-- BEGIN --
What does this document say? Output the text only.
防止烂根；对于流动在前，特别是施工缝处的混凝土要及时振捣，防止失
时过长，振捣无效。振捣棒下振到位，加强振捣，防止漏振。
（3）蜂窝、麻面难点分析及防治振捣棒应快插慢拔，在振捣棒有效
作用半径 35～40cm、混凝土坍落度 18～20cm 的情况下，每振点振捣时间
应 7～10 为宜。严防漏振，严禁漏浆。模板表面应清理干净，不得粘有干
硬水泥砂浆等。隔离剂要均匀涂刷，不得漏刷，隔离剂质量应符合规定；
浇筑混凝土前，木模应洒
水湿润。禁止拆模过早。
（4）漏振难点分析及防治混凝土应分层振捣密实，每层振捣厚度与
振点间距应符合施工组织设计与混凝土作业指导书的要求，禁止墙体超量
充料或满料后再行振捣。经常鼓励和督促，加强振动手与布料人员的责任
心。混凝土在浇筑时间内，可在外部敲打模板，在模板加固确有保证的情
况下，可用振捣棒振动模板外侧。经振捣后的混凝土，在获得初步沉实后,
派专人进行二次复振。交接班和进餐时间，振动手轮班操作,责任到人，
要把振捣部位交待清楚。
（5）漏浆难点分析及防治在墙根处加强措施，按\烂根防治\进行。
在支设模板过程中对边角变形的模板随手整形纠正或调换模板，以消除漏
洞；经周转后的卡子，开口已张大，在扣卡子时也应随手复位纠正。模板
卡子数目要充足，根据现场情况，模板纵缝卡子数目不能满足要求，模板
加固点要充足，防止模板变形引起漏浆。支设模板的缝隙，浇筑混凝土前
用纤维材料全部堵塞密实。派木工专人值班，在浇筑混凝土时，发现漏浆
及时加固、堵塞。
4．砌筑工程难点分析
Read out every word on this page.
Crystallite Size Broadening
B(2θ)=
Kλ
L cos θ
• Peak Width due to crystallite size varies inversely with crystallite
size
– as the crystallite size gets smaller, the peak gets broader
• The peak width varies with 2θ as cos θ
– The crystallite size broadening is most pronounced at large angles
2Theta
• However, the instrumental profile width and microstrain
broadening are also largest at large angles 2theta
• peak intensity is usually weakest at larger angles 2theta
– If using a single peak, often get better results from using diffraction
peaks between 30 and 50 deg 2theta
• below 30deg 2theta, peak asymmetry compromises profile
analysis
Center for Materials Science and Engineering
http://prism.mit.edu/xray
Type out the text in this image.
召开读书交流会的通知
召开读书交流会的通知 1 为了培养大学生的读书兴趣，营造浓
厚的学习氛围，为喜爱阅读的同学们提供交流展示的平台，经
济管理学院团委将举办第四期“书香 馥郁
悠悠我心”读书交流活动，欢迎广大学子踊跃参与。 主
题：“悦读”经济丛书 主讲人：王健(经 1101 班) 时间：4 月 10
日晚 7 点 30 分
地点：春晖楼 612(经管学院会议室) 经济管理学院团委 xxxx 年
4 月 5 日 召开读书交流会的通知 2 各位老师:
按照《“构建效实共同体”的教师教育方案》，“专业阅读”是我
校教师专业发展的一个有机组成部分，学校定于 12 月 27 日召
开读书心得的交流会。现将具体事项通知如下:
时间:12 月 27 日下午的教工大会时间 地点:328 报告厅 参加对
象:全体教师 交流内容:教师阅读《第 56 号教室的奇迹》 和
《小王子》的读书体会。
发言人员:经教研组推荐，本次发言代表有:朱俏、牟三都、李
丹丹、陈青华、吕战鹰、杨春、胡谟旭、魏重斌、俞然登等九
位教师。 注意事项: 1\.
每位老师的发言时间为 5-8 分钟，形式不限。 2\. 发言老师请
-- END --
> What you should do
Retype the listing above in full, with no alterations.

> Result
What does this document say? Output the text only.
防止烂根；对于流动在前，特别是施工缝处的混凝土要及时振捣，防止失
时过长，振捣无效。振捣棒下振到位，加强振捣，防止漏振。
（3）蜂窝、麻面难点分析及防治振捣棒应快插慢拔，在振捣棒有效
作用半径 35～40cm、混凝土坍落度 18～20cm 的情况下，每振点振捣时间
应 7～10 为宜。严防漏振，严禁漏浆。模板表面应清理干净，不得粘有干
硬水泥砂浆等。隔离剂要均匀涂刷，不得漏刷，隔离剂质量应符合规定；
浇筑混凝土前，木模应洒
水湿润。禁止拆模过早。
（4）漏振难点分析及防治混凝土应分层振捣密实，每层振捣厚度与
振点间距应符合施工组织设计与混凝土作业指导书的要求，禁止墙体超量
充料或满料后再行振捣。经常鼓励和督促，加强振动手与布料人员的责任
心。混凝土在浇筑时间内，可在外部敲打模板，在模板加固确有保证的情
况下，可用振捣棒振动模板外侧。经振捣后的混凝土，在获得初步沉实后,
派专人进行二次复振。交接班和进餐时间，振动手轮班操作,责任到人，
要把振捣部位交待清楚。
（5）漏浆难点分析及防治在墙根处加强措施，按\烂根防治\进行。
在支设模板过程中对边角变形的模板随手整形纠正或调换模板，以消除漏
洞；经周转后的卡子，开口已张大，在扣卡子时也应随手复位纠正。模板
卡子数目要充足，根据现场情况，模板纵缝卡子数目不能满足要求，模板
加固点要充足，防止模板变形引起漏浆。支设模板的缝隙，浇筑混凝土前
用纤维材料全部堵塞密实。派木工专人值班，在浇筑混凝土时，发现漏浆
及时加固、堵塞。
4．砌筑工程难点分析
Read out every word on this page.
Crystallite Size Broadening
B(2θ)=
Kλ
L cos θ
• Peak Width due to crystallite size varies inversely with crystallite
size
– as the crystallite size gets smaller, the peak gets broader
• The peak width varies with 2θ as cos θ
– The crystallite size broadening is most pronounced at large angles
2Theta
• However, the instrumental profile width and microstrain
broadening are also largest at large angles 2theta
• peak intensity is usually weakest at larger angles 2theta
– If using a single peak, often get better results from using diffraction
peaks between 30 and 50 deg 2theta
• below 30deg 2theta, peak asymmetry compromises profile
analysis
Center for Materials Science and Engineering
http://prism.mit.edu/xray
Type out the text in this image.
召开读书交流会的通知
召开读书交流会的通知 1 为了培养大学生的读书兴趣，营造浓
厚的学习氛围，为喜爱阅读的同学们提供交流展示的平台，经
济管理学院团委将举办第四期“书香 馥郁
悠悠我心”读书交流活动，欢迎广大学子踊跃参与。 主
题：“悦读”经济丛书 主讲人：王健(经 1101 班) 时间：4 月 10
日晚 7 点 30 分
地点：春晖楼 612(经管学院会议室) 经济管理学院团委 xxxx 年
4 月 5 日 召开读书交流会的通知 2 各位老师:
按照《“构建效实共同体”的教师教育方案》，“专业阅读”是我
校教师专业发展的一个有机组成部分，学校定于 12 月 27 日召
开读书心得的交流会。现将具体事项通知如下:
时间:12 月 27 日下午的教工大会时间 地点:328 报告厅 参加对
象:全体教师 交流内容:教师阅读《第 56 号教室的奇迹》 和
《小王子》的读书体会。
发言人员:经教研组推荐，本次发言代表有:朱俏、牟三都、李
丹丹、陈青华、吕战鹰、杨春、胡谟旭、魏重斌、俞然登等九
位教师。 注意事项: 1\.
每位老师的发言时间为 5-8 分钟，形式不限。 2\. 发言老师请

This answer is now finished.